[Part of a data file]
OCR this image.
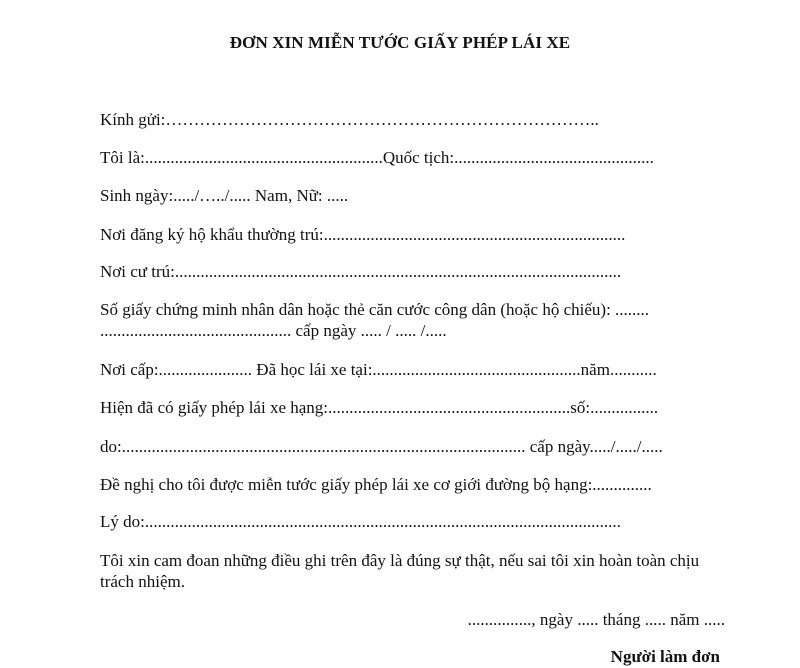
ĐƠN XIN MIỄN TƯỚC GIẤY PHÉP LÁI XE
Kính gửi:…………………………………………………………………..
Tôi là:........................................................Quốc tịch:...............................................
Sinh ngày:...../…../..... Nam, Nữ: .....
Nơi đăng ký hộ khẩu thường trú:.......................................................................
Nơi cư trú:.........................................................................................................
Số giấy chứng minh nhân dân hoặc thẻ căn cước công dân (hoặc hộ chiếu): ........
............................................. cấp ngày ..... / ..... /.....
Nơi cấp:...................... Đã học lái xe tại:.................................................năm...........
Hiện đã có giấy phép lái xe hạng:.........................................................số:................
do:............................................................................................... cấp ngày...../...../.....
Đề nghị cho tôi được miễn tước giấy phép lái xe cơ giới đường bộ hạng:..............
Lý do:................................................................................................................
Tôi xin cam đoan những điều ghi trên đây là đúng sự thật, nếu sai tôi xin hoàn toàn chịu
trách nhiệm.
..............., ngày ..... tháng ..... năm .....
Người làm đơn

▶ [What is asked]: Where a line above holds the string "ngày", show that line.

▶ [Problem solution]:
Sinh ngày:...../…../..... Nam, Nữ: .....
............................................. cấp ngày ..... / ..... /.....
do:............................................................................................... cấp ngày...../...../.....
..............., ngày ..... tháng ..... năm .....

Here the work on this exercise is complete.